# WHAT IS REQUIRED:
Which lines in the items below contain the string "capability"? Copy each of them in full.

# DATA SHOWN:
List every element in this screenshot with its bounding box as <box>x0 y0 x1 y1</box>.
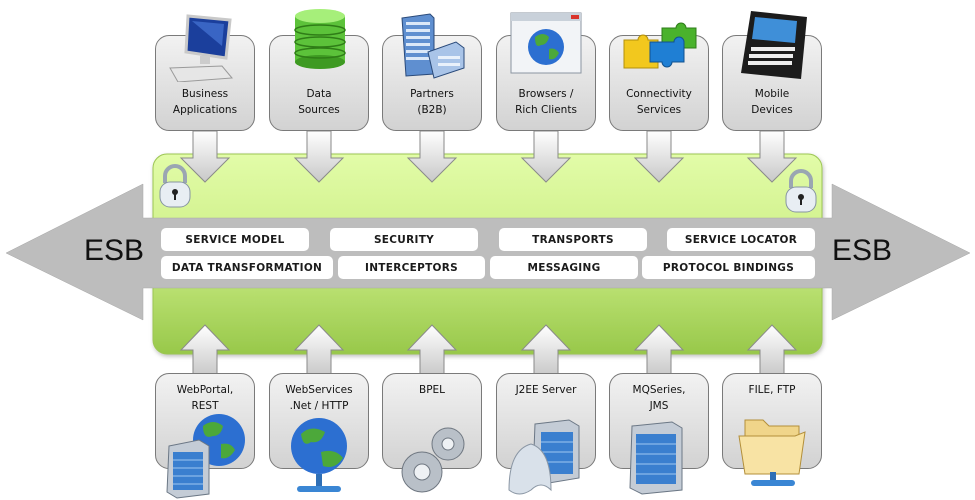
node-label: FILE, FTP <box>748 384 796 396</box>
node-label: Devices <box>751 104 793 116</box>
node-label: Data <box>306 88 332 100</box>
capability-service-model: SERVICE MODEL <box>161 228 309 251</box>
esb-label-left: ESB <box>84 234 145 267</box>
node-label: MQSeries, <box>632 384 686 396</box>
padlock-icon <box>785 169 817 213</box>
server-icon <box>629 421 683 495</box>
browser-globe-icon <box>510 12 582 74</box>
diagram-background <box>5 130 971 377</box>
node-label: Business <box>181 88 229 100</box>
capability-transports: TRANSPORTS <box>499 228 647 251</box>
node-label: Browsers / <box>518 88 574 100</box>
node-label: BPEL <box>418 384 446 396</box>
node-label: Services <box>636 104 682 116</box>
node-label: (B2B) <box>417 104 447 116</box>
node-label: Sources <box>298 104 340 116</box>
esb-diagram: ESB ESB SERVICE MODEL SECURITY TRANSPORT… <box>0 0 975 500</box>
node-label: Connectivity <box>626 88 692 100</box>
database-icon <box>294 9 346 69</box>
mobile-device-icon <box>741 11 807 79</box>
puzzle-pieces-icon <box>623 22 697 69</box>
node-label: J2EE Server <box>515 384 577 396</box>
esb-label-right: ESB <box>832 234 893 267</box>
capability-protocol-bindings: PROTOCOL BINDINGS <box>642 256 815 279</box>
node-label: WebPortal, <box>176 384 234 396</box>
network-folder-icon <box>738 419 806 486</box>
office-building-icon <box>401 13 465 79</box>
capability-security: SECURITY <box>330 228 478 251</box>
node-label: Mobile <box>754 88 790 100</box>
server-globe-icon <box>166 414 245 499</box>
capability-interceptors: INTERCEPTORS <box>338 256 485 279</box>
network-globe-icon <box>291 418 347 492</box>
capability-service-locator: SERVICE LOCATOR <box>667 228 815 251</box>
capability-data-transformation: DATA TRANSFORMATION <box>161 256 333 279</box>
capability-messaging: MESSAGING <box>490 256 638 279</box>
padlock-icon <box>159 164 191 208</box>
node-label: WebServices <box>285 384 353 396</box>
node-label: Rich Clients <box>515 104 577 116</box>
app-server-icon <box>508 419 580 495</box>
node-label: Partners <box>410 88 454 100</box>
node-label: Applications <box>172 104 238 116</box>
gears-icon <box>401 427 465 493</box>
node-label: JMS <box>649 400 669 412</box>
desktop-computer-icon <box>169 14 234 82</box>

# RESULT BELOW:
capability-service-model: SERVICE MODEL <box>161 228 309 251</box>
capability-transports: TRANSPORTS <box>499 228 647 251</box>
capability-protocol-bindings: PROTOCOL BINDINGS <box>642 256 815 279</box>
capability-security: SECURITY <box>330 228 478 251</box>
capability-interceptors: INTERCEPTORS <box>338 256 485 279</box>
capability-service-locator: SERVICE LOCATOR <box>667 228 815 251</box>
capability-data-transformation: DATA TRANSFORMATION <box>161 256 333 279</box>
capability-messaging: MESSAGING <box>490 256 638 279</box>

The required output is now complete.